Problem — Restate the data word for word and leave the images out.

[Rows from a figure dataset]

+ + +

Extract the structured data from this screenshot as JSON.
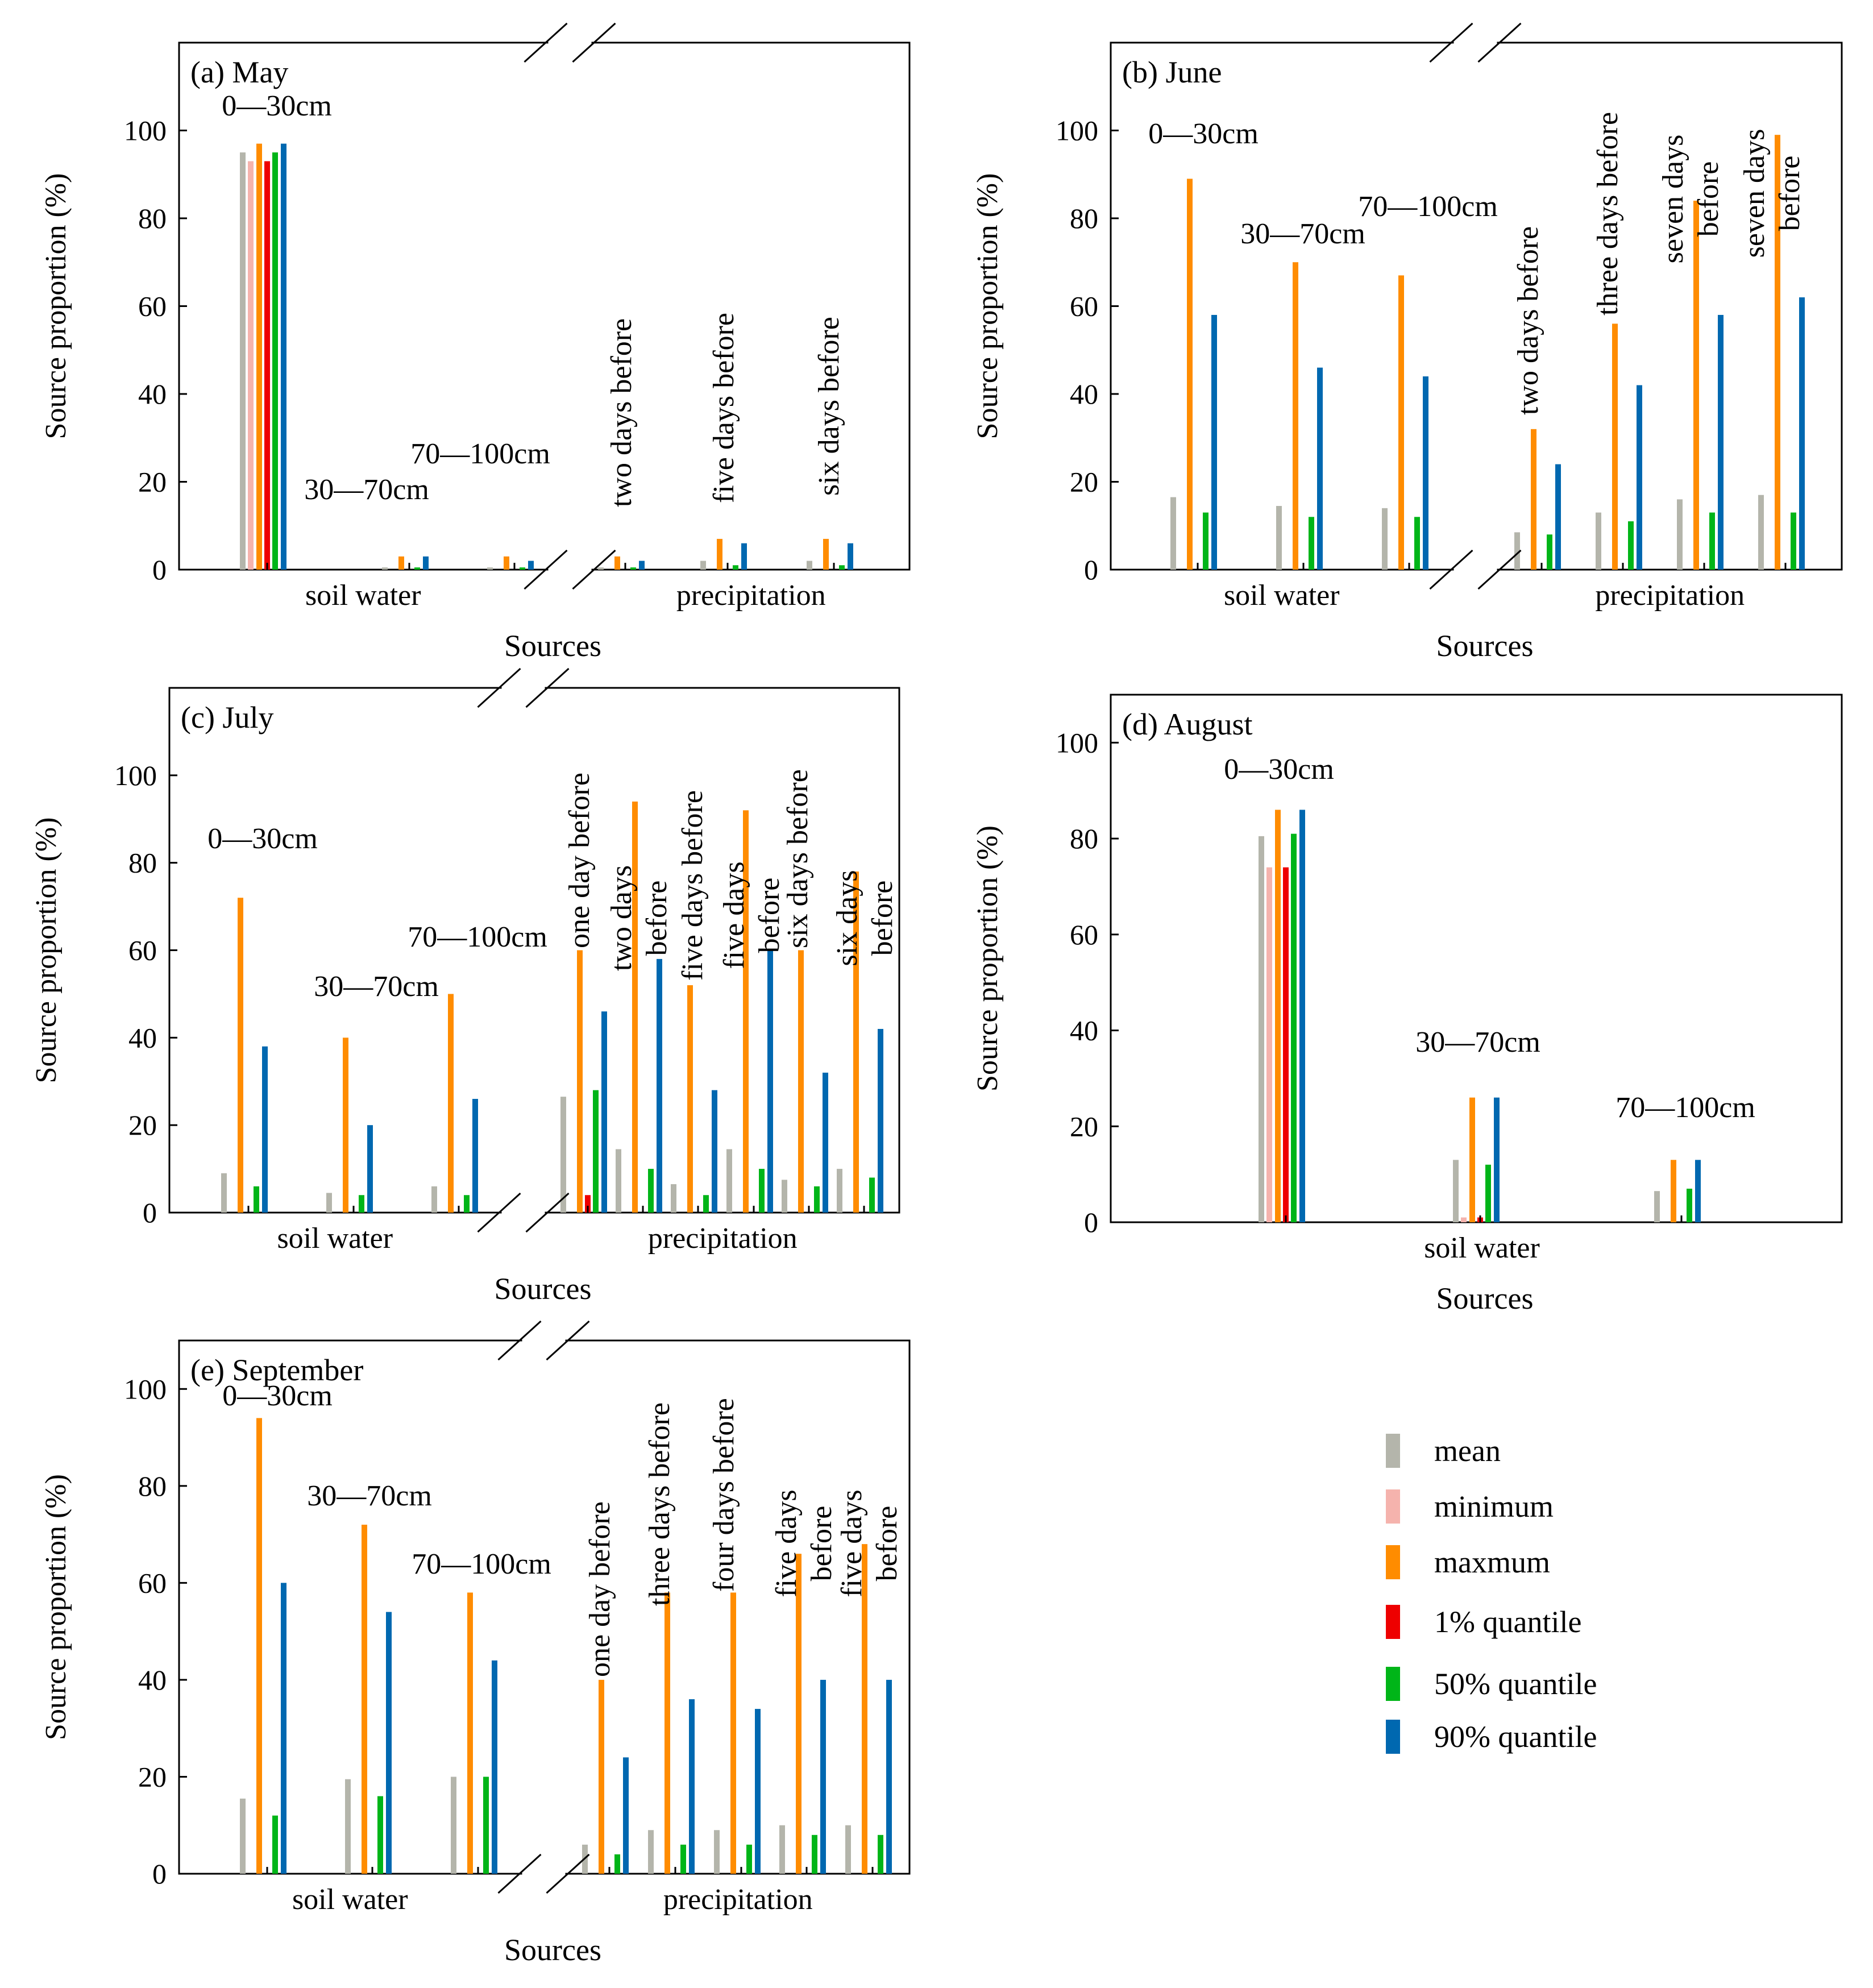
{
  "figure": {
    "legend": {
      "placement": "bottom-right"
    }
  },
  "series_colors": {
    "mean": "#b4b5ab",
    "minimum": "#f5b3ad",
    "maxmum": "#ff8c00",
    "1% quantile": "#ee0000",
    "50% quantile": "#00b518",
    "90% quantile": "#0068b0"
  },
  "chart_data": [
    {
      "type": "bar",
      "title": "(a) May",
      "xlabel": "Sources",
      "ylabel": "Source proportion (%)",
      "ylim": [
        0,
        120
      ],
      "yticks": [
        0,
        20,
        40,
        60,
        80,
        100
      ],
      "axis_break": true,
      "groups": [
        {
          "label": "soil water",
          "categories": [
            "0—30cm",
            "30—70cm",
            "70—100cm"
          ]
        },
        {
          "label": "precipitation",
          "categories": [
            "two days before",
            "five days before",
            "six days before"
          ]
        }
      ],
      "series": [
        {
          "name": "mean",
          "values": [
            95,
            0.5,
            0.5,
            0.5,
            2,
            2
          ]
        },
        {
          "name": "minimum",
          "values": [
            93,
            0,
            0,
            0,
            0,
            0
          ]
        },
        {
          "name": "maxmum",
          "values": [
            97,
            3,
            3,
            3,
            7,
            7
          ]
        },
        {
          "name": "1% quantile",
          "values": [
            93,
            0,
            0,
            0,
            0,
            0
          ]
        },
        {
          "name": "50% quantile",
          "values": [
            95,
            0.5,
            0.5,
            0.5,
            1,
            1
          ]
        },
        {
          "name": "90% quantile",
          "values": [
            97,
            3,
            2,
            2,
            6,
            6
          ]
        }
      ]
    },
    {
      "type": "bar",
      "title": "(b) June",
      "xlabel": "Sources",
      "ylabel": "Source proportion (%)",
      "ylim": [
        0,
        120
      ],
      "yticks": [
        0,
        20,
        40,
        60,
        80,
        100
      ],
      "axis_break": true,
      "groups": [
        {
          "label": "soil water",
          "categories": [
            "0—30cm",
            "30—70cm",
            "70—100cm"
          ]
        },
        {
          "label": "precipitation",
          "categories": [
            "two days before",
            "three days before",
            "seven days before",
            "seven days before"
          ]
        }
      ],
      "series": [
        {
          "name": "mean",
          "values": [
            16.5,
            14.5,
            14,
            8.5,
            13,
            16,
            17
          ]
        },
        {
          "name": "minimum",
          "values": [
            0,
            0,
            0,
            0,
            0,
            0,
            0
          ]
        },
        {
          "name": "maxmum",
          "values": [
            89,
            70,
            67,
            32,
            56,
            84,
            99
          ]
        },
        {
          "name": "1% quantile",
          "values": [
            0,
            0,
            0,
            0,
            0,
            0,
            0
          ]
        },
        {
          "name": "50% quantile",
          "values": [
            13,
            12,
            12,
            8,
            11,
            13,
            13
          ]
        },
        {
          "name": "90% quantile",
          "values": [
            58,
            46,
            44,
            24,
            42,
            58,
            62
          ]
        }
      ]
    },
    {
      "type": "bar",
      "title": "(c) July",
      "xlabel": "Sources",
      "ylabel": "Source proportion (%)",
      "ylim": [
        0,
        120
      ],
      "yticks": [
        0,
        20,
        40,
        60,
        80,
        100
      ],
      "axis_break": true,
      "groups": [
        {
          "label": "soil water",
          "categories": [
            "0—30cm",
            "30—70cm",
            "70—100cm"
          ]
        },
        {
          "label": "precipitation",
          "categories": [
            "one day before",
            "two days before",
            "five days before",
            "five days before",
            "six days before",
            "six days before"
          ]
        }
      ],
      "series": [
        {
          "name": "mean",
          "values": [
            9,
            4.5,
            6,
            26.5,
            14.5,
            6.5,
            14.5,
            7.5,
            10
          ]
        },
        {
          "name": "minimum",
          "values": [
            0,
            0,
            0,
            0,
            0,
            0,
            0,
            0,
            0
          ]
        },
        {
          "name": "maxmum",
          "values": [
            72,
            40,
            50,
            60,
            94,
            52,
            92,
            60,
            78
          ]
        },
        {
          "name": "1% quantile",
          "values": [
            0,
            0,
            0,
            4,
            0,
            0,
            0,
            0,
            0
          ]
        },
        {
          "name": "50% quantile",
          "values": [
            6,
            4,
            4,
            28,
            10,
            4,
            10,
            6,
            8
          ]
        },
        {
          "name": "90% quantile",
          "values": [
            38,
            20,
            26,
            46,
            58,
            28,
            60,
            32,
            42
          ]
        }
      ]
    },
    {
      "type": "bar",
      "title": "(d) August",
      "xlabel": "Sources",
      "ylabel": "Source proportion (%)",
      "ylim": [
        0,
        110
      ],
      "yticks": [
        0,
        20,
        40,
        60,
        80,
        100
      ],
      "axis_break": false,
      "groups": [
        {
          "label": "soil water",
          "categories": [
            "0—30cm",
            "30—70cm",
            "70—100cm"
          ]
        }
      ],
      "series": [
        {
          "name": "mean",
          "values": [
            80.5,
            13,
            6.5
          ]
        },
        {
          "name": "minimum",
          "values": [
            74,
            1,
            0
          ]
        },
        {
          "name": "maxmum",
          "values": [
            86,
            26,
            13
          ]
        },
        {
          "name": "1% quantile",
          "values": [
            74,
            1,
            0
          ]
        },
        {
          "name": "50% quantile",
          "values": [
            81,
            12,
            7
          ]
        },
        {
          "name": "90% quantile",
          "values": [
            86,
            26,
            13
          ]
        }
      ]
    },
    {
      "type": "bar",
      "title": "(e) September",
      "xlabel": "Sources",
      "ylabel": "Source proportion (%)",
      "ylim": [
        0,
        110
      ],
      "yticks": [
        0,
        20,
        40,
        60,
        80,
        100
      ],
      "axis_break": true,
      "groups": [
        {
          "label": "soil water",
          "categories": [
            "0—30cm",
            "30—70cm",
            "70—100cm"
          ]
        },
        {
          "label": "precipitation",
          "categories": [
            "one day before",
            "three days before",
            "four days before",
            "five days before",
            "five days before"
          ]
        }
      ],
      "series": [
        {
          "name": "mean",
          "values": [
            15.5,
            19.5,
            20,
            6,
            9,
            9,
            10,
            10
          ]
        },
        {
          "name": "minimum",
          "values": [
            0,
            0,
            0,
            0,
            0,
            0,
            0,
            0
          ]
        },
        {
          "name": "maxmum",
          "values": [
            94,
            72,
            58,
            40,
            58,
            58,
            66,
            68
          ]
        },
        {
          "name": "1% quantile",
          "values": [
            0,
            0,
            0,
            0,
            0,
            0,
            0,
            0
          ]
        },
        {
          "name": "50% quantile",
          "values": [
            12,
            16,
            20,
            4,
            6,
            6,
            8,
            8
          ]
        },
        {
          "name": "90% quantile",
          "values": [
            60,
            54,
            44,
            24,
            36,
            34,
            40,
            40
          ]
        }
      ]
    }
  ]
}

+ + +

Reply to the exercise —
Extract the structured data from this screenshot as JSON.
{
  "figure": {
    "legend": {
      "placement": "bottom-right"
    }
  },
  "series_colors": {
    "mean": "#b4b5ab",
    "minimum": "#f5b3ad",
    "maxmum": "#ff8c00",
    "1% quantile": "#ee0000",
    "50% quantile": "#00b518",
    "90% quantile": "#0068b0"
  },
  "chart_data": [
    {
      "type": "bar",
      "title": "(a) May",
      "xlabel": "Sources",
      "ylabel": "Source proportion (%)",
      "ylim": [
        0,
        120
      ],
      "yticks": [
        0,
        20,
        40,
        60,
        80,
        100
      ],
      "axis_break": true,
      "groups": [
        {
          "label": "soil water",
          "categories": [
            "0—30cm",
            "30—70cm",
            "70—100cm"
          ]
        },
        {
          "label": "precipitation",
          "categories": [
            "two days before",
            "five days before",
            "six days before"
          ]
        }
      ],
      "series": [
        {
          "name": "mean",
          "values": [
            95,
            0.5,
            0.5,
            0.5,
            2,
            2
          ]
        },
        {
          "name": "minimum",
          "values": [
            93,
            0,
            0,
            0,
            0,
            0
          ]
        },
        {
          "name": "maxmum",
          "values": [
            97,
            3,
            3,
            3,
            7,
            7
          ]
        },
        {
          "name": "1% quantile",
          "values": [
            93,
            0,
            0,
            0,
            0,
            0
          ]
        },
        {
          "name": "50% quantile",
          "values": [
            95,
            0.5,
            0.5,
            0.5,
            1,
            1
          ]
        },
        {
          "name": "90% quantile",
          "values": [
            97,
            3,
            2,
            2,
            6,
            6
          ]
        }
      ]
    },
    {
      "type": "bar",
      "title": "(b) June",
      "xlabel": "Sources",
      "ylabel": "Source proportion (%)",
      "ylim": [
        0,
        120
      ],
      "yticks": [
        0,
        20,
        40,
        60,
        80,
        100
      ],
      "axis_break": true,
      "groups": [
        {
          "label": "soil water",
          "categories": [
            "0—30cm",
            "30—70cm",
            "70—100cm"
          ]
        },
        {
          "label": "precipitation",
          "categories": [
            "two days before",
            "three days before",
            "seven days before",
            "seven days before"
          ]
        }
      ],
      "series": [
        {
          "name": "mean",
          "values": [
            16.5,
            14.5,
            14,
            8.5,
            13,
            16,
            17
          ]
        },
        {
          "name": "minimum",
          "values": [
            0,
            0,
            0,
            0,
            0,
            0,
            0
          ]
        },
        {
          "name": "maxmum",
          "values": [
            89,
            70,
            67,
            32,
            56,
            84,
            99
          ]
        },
        {
          "name": "1% quantile",
          "values": [
            0,
            0,
            0,
            0,
            0,
            0,
            0
          ]
        },
        {
          "name": "50% quantile",
          "values": [
            13,
            12,
            12,
            8,
            11,
            13,
            13
          ]
        },
        {
          "name": "90% quantile",
          "values": [
            58,
            46,
            44,
            24,
            42,
            58,
            62
          ]
        }
      ]
    },
    {
      "type": "bar",
      "title": "(c) July",
      "xlabel": "Sources",
      "ylabel": "Source proportion (%)",
      "ylim": [
        0,
        120
      ],
      "yticks": [
        0,
        20,
        40,
        60,
        80,
        100
      ],
      "axis_break": true,
      "groups": [
        {
          "label": "soil water",
          "categories": [
            "0—30cm",
            "30—70cm",
            "70—100cm"
          ]
        },
        {
          "label": "precipitation",
          "categories": [
            "one day before",
            "two days before",
            "five days before",
            "five days before",
            "six days before",
            "six days before"
          ]
        }
      ],
      "series": [
        {
          "name": "mean",
          "values": [
            9,
            4.5,
            6,
            26.5,
            14.5,
            6.5,
            14.5,
            7.5,
            10
          ]
        },
        {
          "name": "minimum",
          "values": [
            0,
            0,
            0,
            0,
            0,
            0,
            0,
            0,
            0
          ]
        },
        {
          "name": "maxmum",
          "values": [
            72,
            40,
            50,
            60,
            94,
            52,
            92,
            60,
            78
          ]
        },
        {
          "name": "1% quantile",
          "values": [
            0,
            0,
            0,
            4,
            0,
            0,
            0,
            0,
            0
          ]
        },
        {
          "name": "50% quantile",
          "values": [
            6,
            4,
            4,
            28,
            10,
            4,
            10,
            6,
            8
          ]
        },
        {
          "name": "90% quantile",
          "values": [
            38,
            20,
            26,
            46,
            58,
            28,
            60,
            32,
            42
          ]
        }
      ]
    },
    {
      "type": "bar",
      "title": "(d) August",
      "xlabel": "Sources",
      "ylabel": "Source proportion (%)",
      "ylim": [
        0,
        110
      ],
      "yticks": [
        0,
        20,
        40,
        60,
        80,
        100
      ],
      "axis_break": false,
      "groups": [
        {
          "label": "soil water",
          "categories": [
            "0—30cm",
            "30—70cm",
            "70—100cm"
          ]
        }
      ],
      "series": [
        {
          "name": "mean",
          "values": [
            80.5,
            13,
            6.5
          ]
        },
        {
          "name": "minimum",
          "values": [
            74,
            1,
            0
          ]
        },
        {
          "name": "maxmum",
          "values": [
            86,
            26,
            13
          ]
        },
        {
          "name": "1% quantile",
          "values": [
            74,
            1,
            0
          ]
        },
        {
          "name": "50% quantile",
          "values": [
            81,
            12,
            7
          ]
        },
        {
          "name": "90% quantile",
          "values": [
            86,
            26,
            13
          ]
        }
      ]
    },
    {
      "type": "bar",
      "title": "(e) September",
      "xlabel": "Sources",
      "ylabel": "Source proportion (%)",
      "ylim": [
        0,
        110
      ],
      "yticks": [
        0,
        20,
        40,
        60,
        80,
        100
      ],
      "axis_break": true,
      "groups": [
        {
          "label": "soil water",
          "categories": [
            "0—30cm",
            "30—70cm",
            "70—100cm"
          ]
        },
        {
          "label": "precipitation",
          "categories": [
            "one day before",
            "three days before",
            "four days before",
            "five days before",
            "five days before"
          ]
        }
      ],
      "series": [
        {
          "name": "mean",
          "values": [
            15.5,
            19.5,
            20,
            6,
            9,
            9,
            10,
            10
          ]
        },
        {
          "name": "minimum",
          "values": [
            0,
            0,
            0,
            0,
            0,
            0,
            0,
            0
          ]
        },
        {
          "name": "maxmum",
          "values": [
            94,
            72,
            58,
            40,
            58,
            58,
            66,
            68
          ]
        },
        {
          "name": "1% quantile",
          "values": [
            0,
            0,
            0,
            0,
            0,
            0,
            0,
            0
          ]
        },
        {
          "name": "50% quantile",
          "values": [
            12,
            16,
            20,
            4,
            6,
            6,
            8,
            8
          ]
        },
        {
          "name": "90% quantile",
          "values": [
            60,
            54,
            44,
            24,
            36,
            34,
            40,
            40
          ]
        }
      ]
    }
  ]
}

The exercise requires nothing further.